What is being asked: Find every line below that contains the word "Hall" and copy it out.

Data entries
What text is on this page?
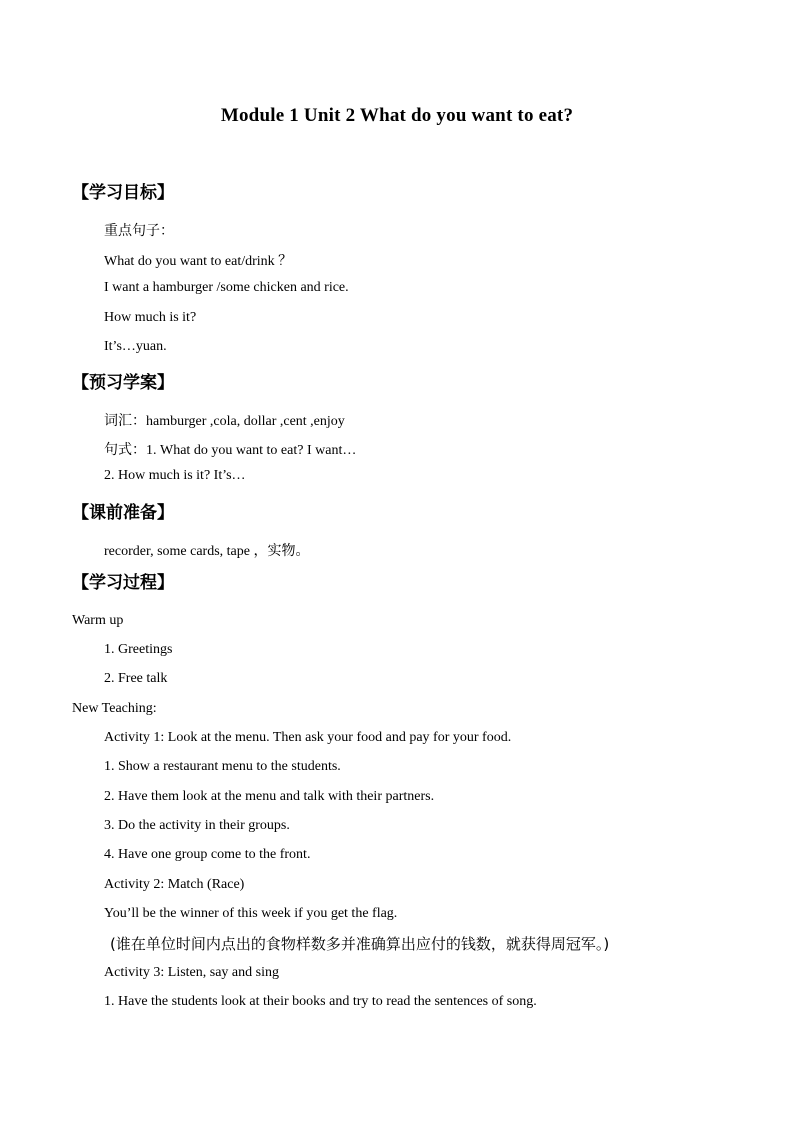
Module 1 Unit 2 What do you want to eat?
【学习目标】
重点句子：
What do you want to eat/drink ？
I want a hamburger /some chicken and rice.
How much is it?
It’s…yuan.
【预习学案】
词汇：hamburger ,cola, dollar ,cent ,enjoy
句式：1. What do you want to eat? I want…
2. How much is it? It’s…
【课前准备】
recorder, some cards, tape ，实物。
【学习过程】
Warm up
1. Greetings
2. Free talk
New Teaching:
Activity 1: Look at the menu. Then ask your food and pay for your food.
1. Show a restaurant menu to the students.
2. Have them look at the menu and talk with their partners.
3. Do the activity in their groups.
4. Have one group come to the front.
Activity 2: Match (Race)
You’ll be the winner of this week if you get the flag.
(谁在单位时间内点出的食物样数多并准确算出应付的钱数，就获得周冠军。)
Activity 3: Listen, say and sing
1. Have the students look at their books and try to read the sentences of song.
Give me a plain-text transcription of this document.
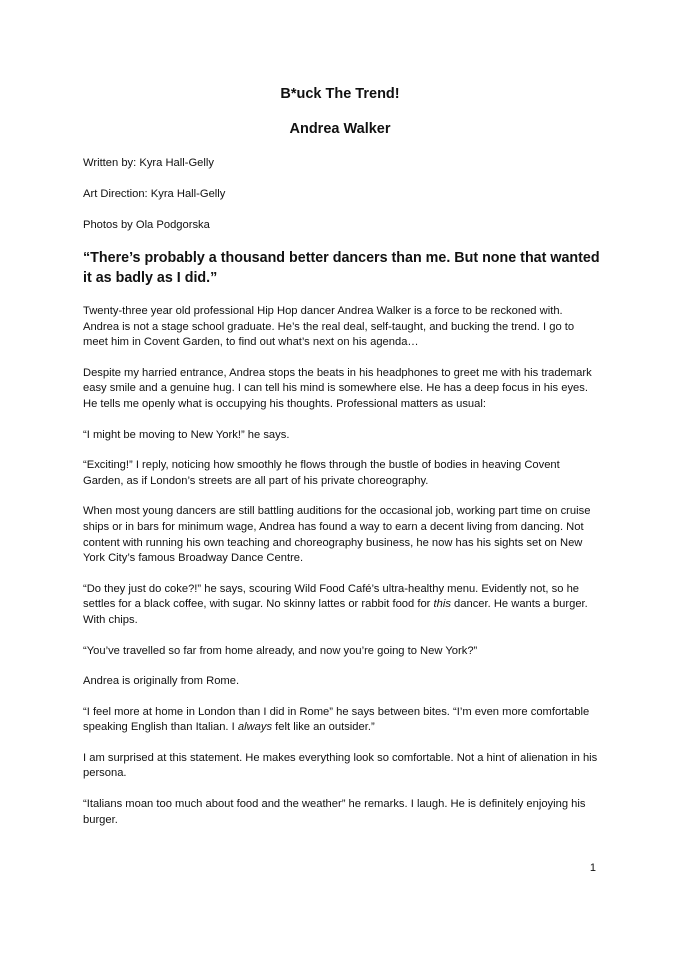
B*uck The Trend!
Andrea Walker
Written by: Kyra Hall-Gelly
Art Direction: Kyra Hall-Gelly
Photos by Ola Podgorska
“There’s probably a thousand better dancers than me. But none that wanted it as badly as I did.”

Twenty-three year old professional Hip Hop dancer Andrea Walker is a force to be reckoned with. Andrea is not a stage school graduate. He’s the real deal, self-taught, and bucking the trend. I go to meet him in Covent Garden, to find out what’s next on his agenda…

Despite my harried entrance, Andrea stops the beats in his headphones to greet me with his trademark easy smile and a genuine hug. I can tell his mind is somewhere else. He has a deep focus in his eyes. He tells me openly what is occupying his thoughts. Professional matters as usual:

“I might be moving to New York!” he says.

“Exciting!” I reply, noticing how smoothly he flows through the bustle of bodies in heaving Covent Garden, as if London’s streets are all part of his private choreography.

When most young dancers are still battling auditions for the occasional job, working part time on cruise ships or in bars for minimum wage, Andrea has found a way to earn a decent living from dancing. Not content with running his own teaching and choreography business, he now has his sights set on New York City’s famous Broadway Dance Centre.

“Do they just do coke?!” he says, scouring Wild Food Café’s ultra-healthy menu. Evidently not, so he settles for a black coffee, with sugar. No skinny lattes or rabbit food for this dancer. He wants a burger. With chips.

“You’ve travelled so far from home already, and now you’re going to New York?”

Andrea is originally from Rome.

“I feel more at home in London than I did in Rome” he says between bites. “I’m even more comfortable speaking English than Italian. I always felt like an outsider.”

I am surprised at this statement. He makes everything look so comfortable. Not a hint of alienation in his persona.

“Italians moan too much about food and the weather” he remarks. I laugh. He is definitely enjoying his burger.

1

Response to the exercise:
Written by: Kyra Hall-Gelly
Art Direction: Kyra Hall-Gelly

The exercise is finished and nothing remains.